What this task involves:
Output all of the entries exactly as written.

# START OF Material shown

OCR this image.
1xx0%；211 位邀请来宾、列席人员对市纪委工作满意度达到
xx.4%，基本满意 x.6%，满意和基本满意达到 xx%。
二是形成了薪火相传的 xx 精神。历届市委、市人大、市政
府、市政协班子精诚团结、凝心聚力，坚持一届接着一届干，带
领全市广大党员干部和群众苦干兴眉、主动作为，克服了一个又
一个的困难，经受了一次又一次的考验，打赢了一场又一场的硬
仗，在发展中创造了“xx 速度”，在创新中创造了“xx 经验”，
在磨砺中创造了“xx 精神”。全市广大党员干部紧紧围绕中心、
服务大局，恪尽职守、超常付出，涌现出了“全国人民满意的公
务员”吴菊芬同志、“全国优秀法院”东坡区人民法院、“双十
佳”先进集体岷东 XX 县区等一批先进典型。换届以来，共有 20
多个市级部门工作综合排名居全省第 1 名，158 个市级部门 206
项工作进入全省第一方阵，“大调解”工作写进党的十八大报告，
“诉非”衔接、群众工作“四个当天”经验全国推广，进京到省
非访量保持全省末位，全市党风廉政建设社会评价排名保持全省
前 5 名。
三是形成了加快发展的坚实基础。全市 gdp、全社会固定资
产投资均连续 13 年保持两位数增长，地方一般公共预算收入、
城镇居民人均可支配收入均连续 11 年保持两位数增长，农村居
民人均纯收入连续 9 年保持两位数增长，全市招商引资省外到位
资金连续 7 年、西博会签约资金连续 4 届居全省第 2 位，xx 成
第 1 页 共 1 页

# END OF Material shown

Result of the exercise:
OCR this image.
1xx0%；211 位邀请来宾、列席人员对市纪委工作满意度达到
xx.4%，基本满意 x.6%，满意和基本满意达到 xx%。
二是形成了薪火相传的 xx 精神。历届市委、市人大、市政
府、市政协班子精诚团结、凝心聚力，坚持一届接着一届干，带
领全市广大党员干部和群众苦干兴眉、主动作为，克服了一个又
一个的困难，经受了一次又一次的考验，打赢了一场又一场的硬
仗，在发展中创造了“xx 速度”，在创新中创造了“xx 经验”，
在磨砺中创造了“xx 精神”。全市广大党员干部紧紧围绕中心、
服务大局，恪尽职守、超常付出，涌现出了“全国人民满意的公
务员”吴菊芬同志、“全国优秀法院”东坡区人民法院、“双十
佳”先进集体岷东 XX 县区等一批先进典型。换届以来，共有 20
多个市级部门工作综合排名居全省第 1 名，158 个市级部门 206
项工作进入全省第一方阵，“大调解”工作写进党的十八大报告，
“诉非”衔接、群众工作“四个当天”经验全国推广，进京到省
非访量保持全省末位，全市党风廉政建设社会评价排名保持全省
前 5 名。
三是形成了加快发展的坚实基础。全市 gdp、全社会固定资
产投资均连续 13 年保持两位数增长，地方一般公共预算收入、
城镇居民人均可支配收入均连续 11 年保持两位数增长，农村居
民人均纯收入连续 9 年保持两位数增长，全市招商引资省外到位
资金连续 7 年、西博会签约资金连续 4 届居全省第 2 位，xx 成
第 1 页 共 1 页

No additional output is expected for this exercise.